▸ **TASK OBJECTIVE**
Provide the data again in its entirety, exactly as given.

BEGIN

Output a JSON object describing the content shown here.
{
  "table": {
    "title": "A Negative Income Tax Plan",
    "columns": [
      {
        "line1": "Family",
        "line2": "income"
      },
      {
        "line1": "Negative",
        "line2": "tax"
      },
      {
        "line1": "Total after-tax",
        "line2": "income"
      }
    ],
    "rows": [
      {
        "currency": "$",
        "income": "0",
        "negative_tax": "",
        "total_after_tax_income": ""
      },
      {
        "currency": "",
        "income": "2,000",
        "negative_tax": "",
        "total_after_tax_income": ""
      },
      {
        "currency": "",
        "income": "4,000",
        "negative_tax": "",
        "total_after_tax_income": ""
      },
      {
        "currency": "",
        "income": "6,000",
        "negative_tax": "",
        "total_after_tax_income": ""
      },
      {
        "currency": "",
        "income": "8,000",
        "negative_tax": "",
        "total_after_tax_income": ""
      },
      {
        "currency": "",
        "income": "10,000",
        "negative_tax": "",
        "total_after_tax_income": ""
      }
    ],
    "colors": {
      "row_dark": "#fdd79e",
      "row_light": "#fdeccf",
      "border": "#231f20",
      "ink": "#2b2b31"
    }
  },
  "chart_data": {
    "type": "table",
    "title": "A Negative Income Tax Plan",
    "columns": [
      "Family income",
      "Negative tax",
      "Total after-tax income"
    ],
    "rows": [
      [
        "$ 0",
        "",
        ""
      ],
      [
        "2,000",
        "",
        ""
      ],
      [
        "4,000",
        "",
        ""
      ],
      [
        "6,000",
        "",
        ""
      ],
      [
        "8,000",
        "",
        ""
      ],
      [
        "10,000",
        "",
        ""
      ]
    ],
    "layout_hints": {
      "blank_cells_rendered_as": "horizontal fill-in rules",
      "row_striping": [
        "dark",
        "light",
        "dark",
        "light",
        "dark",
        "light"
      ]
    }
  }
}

END

▸ **THE SOLUTION**
Output a JSON object describing the content shown here.
{
  "table": {
    "title": "A Negative Income Tax Plan",
    "columns": [
      {
        "line1": "Family",
        "line2": "income"
      },
      {
        "line1": "Negative",
        "line2": "tax"
      },
      {
        "line1": "Total after-tax",
        "line2": "income"
      }
    ],
    "rows": [
      {
        "currency": "$",
        "income": "0",
        "negative_tax": "",
        "total_after_tax_income": ""
      },
      {
        "currency": "",
        "income": "2,000",
        "negative_tax": "",
        "total_after_tax_income": ""
      },
      {
        "currency": "",
        "income": "4,000",
        "negative_tax": "",
        "total_after_tax_income": ""
      },
      {
        "currency": "",
        "income": "6,000",
        "negative_tax": "",
        "total_after_tax_income": ""
      },
      {
        "currency": "",
        "income": "8,000",
        "negative_tax": "",
        "total_after_tax_income": ""
      },
      {
        "currency": "",
        "income": "10,000",
        "negative_tax": "",
        "total_after_tax_income": ""
      }
    ],
    "colors": {
      "row_dark": "#fdd79e",
      "row_light": "#fdeccf",
      "border": "#231f20",
      "ink": "#2b2b31"
    }
  },
  "chart_data": {
    "type": "table",
    "title": "A Negative Income Tax Plan",
    "columns": [
      "Family income",
      "Negative tax",
      "Total after-tax income"
    ],
    "rows": [
      [
        "$ 0",
        "",
        ""
      ],
      [
        "2,000",
        "",
        ""
      ],
      [
        "4,000",
        "",
        ""
      ],
      [
        "6,000",
        "",
        ""
      ],
      [
        "8,000",
        "",
        ""
      ],
      [
        "10,000",
        "",
        ""
      ]
    ],
    "layout_hints": {
      "blank_cells_rendered_as": "horizontal fill-in rules",
      "row_striping": [
        "dark",
        "light",
        "dark",
        "light",
        "dark",
        "light"
      ]
    }
  }
}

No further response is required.